*GIVEN ENTRIES*:
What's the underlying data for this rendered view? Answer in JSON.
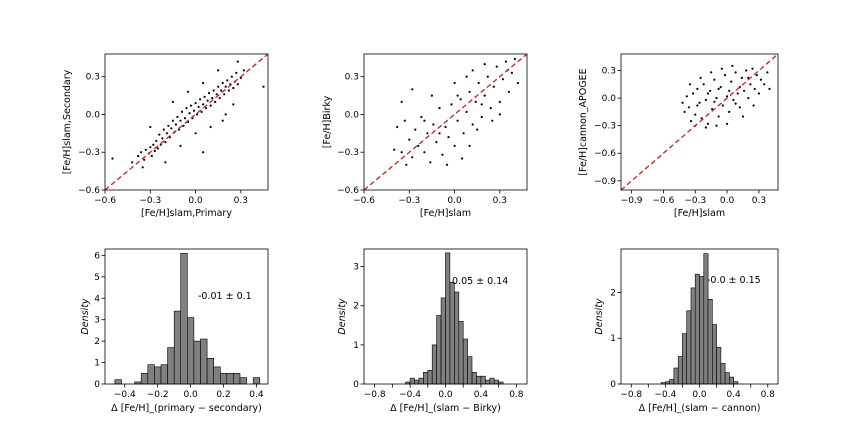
{
  "colors": {
    "scatter": "#000000",
    "diagonal": "#d62728",
    "bar_fill": "#808080",
    "bar_edge": "#000000"
  },
  "chart_data": [
    {
      "type": "scatter",
      "xlabel": "[Fe/H]slam,Primary",
      "ylabel": "[Fe/H]slam,Secondary",
      "xlim": [
        -0.6,
        0.48
      ],
      "ylim": [
        -0.6,
        0.48
      ],
      "xticks": [
        -0.6,
        -0.3,
        0.0,
        0.3
      ],
      "xtick_labels": [
        "−0.6",
        "−0.3",
        "0.0",
        "0.3"
      ],
      "yticks": [
        -0.6,
        -0.3,
        0.0,
        0.3
      ],
      "ytick_labels": [
        "−0.6",
        "−0.3",
        "0.0",
        "0.3"
      ],
      "reference_line": "y = x (dashed)",
      "points": [
        [
          -0.55,
          -0.35
        ],
        [
          -0.42,
          -0.38
        ],
        [
          -0.38,
          -0.33
        ],
        [
          -0.36,
          -0.3
        ],
        [
          -0.34,
          -0.36
        ],
        [
          -0.33,
          -0.28
        ],
        [
          -0.31,
          -0.31
        ],
        [
          -0.3,
          -0.26
        ],
        [
          -0.29,
          -0.33
        ],
        [
          -0.28,
          -0.24
        ],
        [
          -0.27,
          -0.29
        ],
        [
          -0.26,
          -0.21
        ],
        [
          -0.25,
          -0.27
        ],
        [
          -0.24,
          -0.16
        ],
        [
          -0.23,
          -0.24
        ],
        [
          -0.22,
          -0.19
        ],
        [
          -0.21,
          -0.12
        ],
        [
          -0.2,
          -0.22
        ],
        [
          -0.19,
          -0.15
        ],
        [
          -0.18,
          -0.09
        ],
        [
          -0.17,
          -0.18
        ],
        [
          -0.16,
          -0.11
        ],
        [
          -0.15,
          -0.05
        ],
        [
          -0.14,
          -0.14
        ],
        [
          -0.13,
          -0.08
        ],
        [
          -0.12,
          -0.02
        ],
        [
          -0.11,
          -0.12
        ],
        [
          -0.1,
          -0.05
        ],
        [
          -0.09,
          0.02
        ],
        [
          -0.08,
          -0.09
        ],
        [
          -0.07,
          -0.03
        ],
        [
          -0.06,
          0.05
        ],
        [
          -0.05,
          -0.06
        ],
        [
          -0.04,
          0.01
        ],
        [
          -0.03,
          0.07
        ],
        [
          -0.02,
          -0.03
        ],
        [
          -0.01,
          0.03
        ],
        [
          0.0,
          0.09
        ],
        [
          0.01,
          0.0
        ],
        [
          0.02,
          0.06
        ],
        [
          0.03,
          0.12
        ],
        [
          0.04,
          0.02
        ],
        [
          0.05,
          0.08
        ],
        [
          0.06,
          0.14
        ],
        [
          0.07,
          0.05
        ],
        [
          0.08,
          0.11
        ],
        [
          0.09,
          0.17
        ],
        [
          0.1,
          0.07
        ],
        [
          0.11,
          0.13
        ],
        [
          0.12,
          0.19
        ],
        [
          0.13,
          0.1
        ],
        [
          0.14,
          0.16
        ],
        [
          0.15,
          0.22
        ],
        [
          0.16,
          0.13
        ],
        [
          0.17,
          0.19
        ],
        [
          0.18,
          0.25
        ],
        [
          0.19,
          0.16
        ],
        [
          0.2,
          0.22
        ],
        [
          0.21,
          0.27
        ],
        [
          0.22,
          0.19
        ],
        [
          0.23,
          0.24
        ],
        [
          0.24,
          0.3
        ],
        [
          0.25,
          0.21
        ],
        [
          0.26,
          0.26
        ],
        [
          0.27,
          0.33
        ],
        [
          0.28,
          0.24
        ],
        [
          0.3,
          0.29
        ],
        [
          0.32,
          0.35
        ],
        [
          0.45,
          0.22
        ],
        [
          -0.2,
          -0.38
        ],
        [
          -0.1,
          -0.25
        ],
        [
          0.0,
          -0.15
        ],
        [
          0.05,
          -0.3
        ],
        [
          0.1,
          -0.1
        ],
        [
          0.2,
          0.0
        ],
        [
          0.25,
          0.08
        ],
        [
          -0.3,
          -0.1
        ],
        [
          -0.15,
          0.1
        ],
        [
          -0.05,
          0.18
        ],
        [
          0.05,
          0.25
        ],
        [
          0.15,
          0.35
        ],
        [
          0.28,
          0.42
        ],
        [
          -0.35,
          -0.42
        ],
        [
          0.18,
          -0.05
        ]
      ]
    },
    {
      "type": "scatter",
      "xlabel": "[Fe/H]slam",
      "ylabel": "[Fe/H]Birky",
      "xlim": [
        -0.6,
        0.48
      ],
      "ylim": [
        -0.6,
        0.48
      ],
      "xticks": [
        -0.6,
        -0.3,
        0.0,
        0.3
      ],
      "xtick_labels": [
        "−0.6",
        "−0.3",
        "0.0",
        "0.3"
      ],
      "yticks": [
        -0.6,
        -0.3,
        0.0,
        0.3
      ],
      "ytick_labels": [
        "−0.6",
        "−0.3",
        "0.0",
        "0.3"
      ],
      "reference_line": "y = x (dashed)",
      "points": [
        [
          -0.38,
          -0.1
        ],
        [
          -0.35,
          -0.3
        ],
        [
          -0.33,
          -0.05
        ],
        [
          -0.3,
          -0.2
        ],
        [
          -0.28,
          -0.34
        ],
        [
          -0.26,
          -0.12
        ],
        [
          -0.24,
          -0.25
        ],
        [
          -0.22,
          -0.02
        ],
        [
          -0.2,
          -0.3
        ],
        [
          -0.18,
          -0.15
        ],
        [
          -0.16,
          -0.38
        ],
        [
          -0.14,
          -0.08
        ],
        [
          -0.12,
          -0.22
        ],
        [
          -0.1,
          0.05
        ],
        [
          -0.08,
          -0.32
        ],
        [
          -0.06,
          -0.1
        ],
        [
          -0.04,
          -0.18
        ],
        [
          -0.02,
          0.08
        ],
        [
          0.0,
          -0.25
        ],
        [
          0.02,
          -0.05
        ],
        [
          0.04,
          0.12
        ],
        [
          0.06,
          -0.15
        ],
        [
          0.08,
          0.02
        ],
        [
          0.1,
          0.18
        ],
        [
          0.12,
          -0.08
        ],
        [
          0.14,
          0.1
        ],
        [
          0.16,
          0.25
        ],
        [
          0.18,
          -0.02
        ],
        [
          0.2,
          0.15
        ],
        [
          0.22,
          0.3
        ],
        [
          0.24,
          0.05
        ],
        [
          0.26,
          0.22
        ],
        [
          0.28,
          0.38
        ],
        [
          0.3,
          0.1
        ],
        [
          0.32,
          0.28
        ],
        [
          0.34,
          0.42
        ],
        [
          0.36,
          0.18
        ],
        [
          0.38,
          0.33
        ],
        [
          0.4,
          0.44
        ],
        [
          -0.35,
          0.1
        ],
        [
          -0.28,
          0.2
        ],
        [
          -0.05,
          -0.4
        ],
        [
          0.05,
          -0.35
        ],
        [
          0.1,
          -0.25
        ],
        [
          0.15,
          -0.12
        ],
        [
          0.25,
          -0.05
        ],
        [
          0.3,
          0.0
        ],
        [
          -0.15,
          0.15
        ],
        [
          0.0,
          0.25
        ],
        [
          0.08,
          0.3
        ],
        [
          -0.4,
          -0.28
        ],
        [
          -0.32,
          -0.4
        ],
        [
          0.12,
          0.35
        ],
        [
          0.2,
          0.4
        ],
        [
          0.42,
          0.25
        ],
        [
          -0.2,
          -0.05
        ],
        [
          -0.1,
          -0.15
        ],
        [
          0.02,
          0.15
        ],
        [
          0.18,
          0.08
        ],
        [
          0.35,
          0.35
        ]
      ]
    },
    {
      "type": "scatter",
      "xlabel": "[Fe/H]slam",
      "ylabel": "[Fe/H]cannon_APOGEE",
      "xlim": [
        -1.0,
        0.48
      ],
      "ylim": [
        -1.0,
        0.48
      ],
      "xticks": [
        -0.9,
        -0.6,
        -0.3,
        0.0,
        0.3
      ],
      "xtick_labels": [
        "−0.9",
        "−0.6",
        "−0.3",
        "0.0",
        "0.3"
      ],
      "yticks": [
        -0.9,
        -0.6,
        -0.3,
        0.0,
        0.3
      ],
      "ytick_labels": [
        "−0.9",
        "−0.6",
        "−0.3",
        "0.0",
        "0.3"
      ],
      "reference_line": "y = x (dashed)",
      "points": [
        [
          -0.4,
          -0.15
        ],
        [
          -0.38,
          0.02
        ],
        [
          -0.36,
          -0.1
        ],
        [
          -0.34,
          -0.25
        ],
        [
          -0.32,
          0.05
        ],
        [
          -0.3,
          -0.18
        ],
        [
          -0.28,
          0.1
        ],
        [
          -0.26,
          -0.05
        ],
        [
          -0.24,
          -0.22
        ],
        [
          -0.22,
          0.15
        ],
        [
          -0.2,
          -0.02
        ],
        [
          -0.18,
          -0.28
        ],
        [
          -0.16,
          0.08
        ],
        [
          -0.14,
          -0.12
        ],
        [
          -0.12,
          0.2
        ],
        [
          -0.1,
          0.0
        ],
        [
          -0.08,
          -0.2
        ],
        [
          -0.06,
          0.12
        ],
        [
          -0.04,
          -0.08
        ],
        [
          -0.02,
          0.25
        ],
        [
          0.0,
          0.02
        ],
        [
          0.02,
          -0.15
        ],
        [
          0.04,
          0.18
        ],
        [
          0.06,
          -0.02
        ],
        [
          0.08,
          0.28
        ],
        [
          0.1,
          0.05
        ],
        [
          0.12,
          -0.1
        ],
        [
          0.14,
          0.22
        ],
        [
          0.16,
          0.08
        ],
        [
          0.18,
          0.3
        ],
        [
          0.2,
          0.0
        ],
        [
          0.22,
          0.15
        ],
        [
          0.24,
          0.32
        ],
        [
          0.26,
          0.1
        ],
        [
          0.28,
          0.25
        ],
        [
          0.3,
          0.05
        ],
        [
          0.32,
          0.2
        ],
        [
          0.35,
          0.15
        ],
        [
          0.4,
          0.1
        ],
        [
          -0.35,
          0.15
        ],
        [
          -0.25,
          0.22
        ],
        [
          -0.15,
          0.28
        ],
        [
          -0.05,
          0.32
        ],
        [
          0.05,
          0.35
        ],
        [
          0.15,
          -0.2
        ],
        [
          0.25,
          -0.08
        ],
        [
          -0.3,
          -0.3
        ],
        [
          -0.2,
          -0.32
        ],
        [
          -0.1,
          -0.3
        ],
        [
          0.0,
          -0.28
        ],
        [
          -0.42,
          -0.05
        ],
        [
          0.38,
          0.28
        ],
        [
          -0.18,
          0.05
        ],
        [
          -0.08,
          0.1
        ],
        [
          0.12,
          0.12
        ],
        [
          -0.28,
          -0.08
        ],
        [
          0.02,
          0.08
        ],
        [
          0.2,
          0.22
        ],
        [
          -0.12,
          -0.04
        ],
        [
          0.08,
          -0.06
        ]
      ]
    },
    {
      "type": "bar",
      "xlabel": "Δ [Fe/H]_(primary − secondary)",
      "ylabel": "Density",
      "annotation": "-0.01 ± 0.1",
      "xlim": [
        -0.52,
        0.47
      ],
      "ylim": [
        0,
        6.3
      ],
      "xticks": [
        -0.4,
        -0.2,
        0.0,
        0.2,
        0.4
      ],
      "xtick_labels": [
        "−0.4",
        "−0.2",
        "0.0",
        "0.2",
        "0.4"
      ],
      "yticks": [
        0,
        1,
        2,
        3,
        4,
        5,
        6
      ],
      "ytick_labels": [
        "0",
        "1",
        "2",
        "3",
        "4",
        "5",
        "6"
      ],
      "bin_edges": [
        -0.46,
        -0.42,
        -0.38,
        -0.34,
        -0.3,
        -0.26,
        -0.22,
        -0.18,
        -0.14,
        -0.1,
        -0.06,
        -0.02,
        0.02,
        0.06,
        0.1,
        0.14,
        0.18,
        0.22,
        0.26,
        0.3,
        0.34,
        0.38,
        0.42
      ],
      "values": [
        0.2,
        0.0,
        0.0,
        0.1,
        0.5,
        0.9,
        0.8,
        0.9,
        1.7,
        3.4,
        6.1,
        3.1,
        2.0,
        2.1,
        1.2,
        0.8,
        0.5,
        0.5,
        0.5,
        0.3,
        0.0,
        0.3
      ]
    },
    {
      "type": "bar",
      "xlabel": "Δ [Fe/H]_(slam − Birky)",
      "ylabel": "Density",
      "annotation": "0.05 ± 0.14",
      "xlim": [
        -0.92,
        0.92
      ],
      "ylim": [
        0,
        3.45
      ],
      "xticks": [
        -0.8,
        -0.6,
        -0.4,
        -0.2,
        0.0,
        0.2,
        0.4,
        0.6,
        0.8
      ],
      "xtick_labels": [
        "−0.8",
        "",
        "−0.4",
        "",
        "0.0",
        "",
        "0.4",
        "",
        "0.8"
      ],
      "yticks": [
        0,
        1,
        2,
        3
      ],
      "ytick_labels": [
        "0",
        "1",
        "2",
        "3"
      ],
      "bin_edges": [
        -0.45,
        -0.4,
        -0.35,
        -0.3,
        -0.25,
        -0.2,
        -0.15,
        -0.1,
        -0.05,
        0.0,
        0.05,
        0.1,
        0.15,
        0.2,
        0.25,
        0.3,
        0.35,
        0.4,
        0.45,
        0.5,
        0.55,
        0.6,
        0.65
      ],
      "values": [
        0.05,
        0.15,
        0.1,
        0.15,
        0.3,
        0.35,
        1.0,
        1.75,
        2.2,
        3.35,
        2.6,
        2.35,
        1.6,
        1.15,
        0.7,
        0.3,
        0.2,
        0.2,
        0.1,
        0.15,
        0.1,
        0.05
      ]
    },
    {
      "type": "bar",
      "xlabel": "Δ [Fe/H]_(slam − cannon)",
      "ylabel": "Density",
      "annotation": "-0.0 ± 0.15",
      "xlim": [
        -0.92,
        0.92
      ],
      "ylim": [
        0,
        2.95
      ],
      "xticks": [
        -0.8,
        -0.6,
        -0.4,
        -0.2,
        0.0,
        0.2,
        0.4,
        0.6,
        0.8
      ],
      "xtick_labels": [
        "−0.8",
        "",
        "−0.4",
        "",
        "0.0",
        "",
        "0.4",
        "",
        "0.8"
      ],
      "yticks": [
        0,
        1,
        2
      ],
      "ytick_labels": [
        "0",
        "1",
        "2"
      ],
      "bin_edges": [
        -0.45,
        -0.4,
        -0.35,
        -0.3,
        -0.25,
        -0.2,
        -0.15,
        -0.1,
        -0.05,
        0.0,
        0.05,
        0.1,
        0.15,
        0.2,
        0.25,
        0.3,
        0.35,
        0.4,
        0.45
      ],
      "values": [
        0.03,
        0.05,
        0.1,
        0.35,
        0.6,
        1.1,
        1.6,
        2.1,
        2.4,
        2.35,
        2.85,
        1.85,
        1.3,
        0.8,
        0.45,
        0.25,
        0.15,
        0.05
      ]
    }
  ]
}
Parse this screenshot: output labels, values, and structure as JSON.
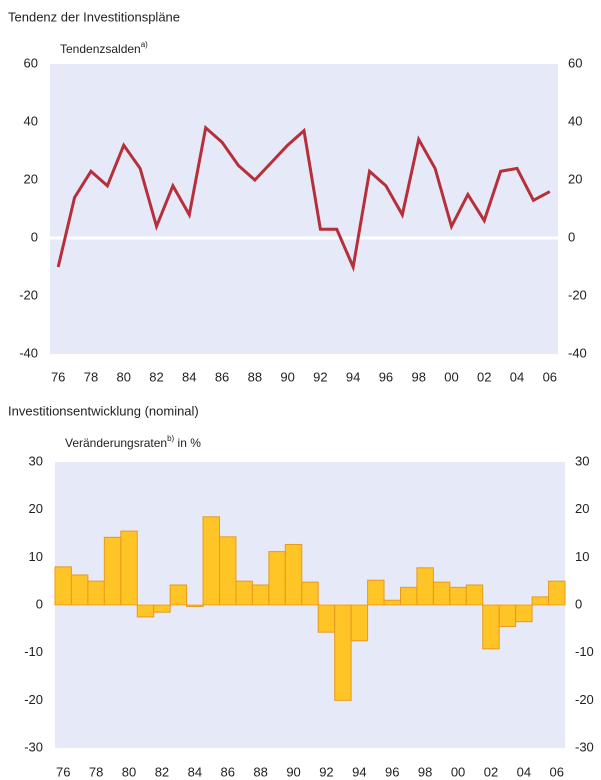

*WHAT NEEDS TO BE DONE*: Using the listing above, work out how many of its lines include "this", and give only the result.

*FINAL RESULT*: 2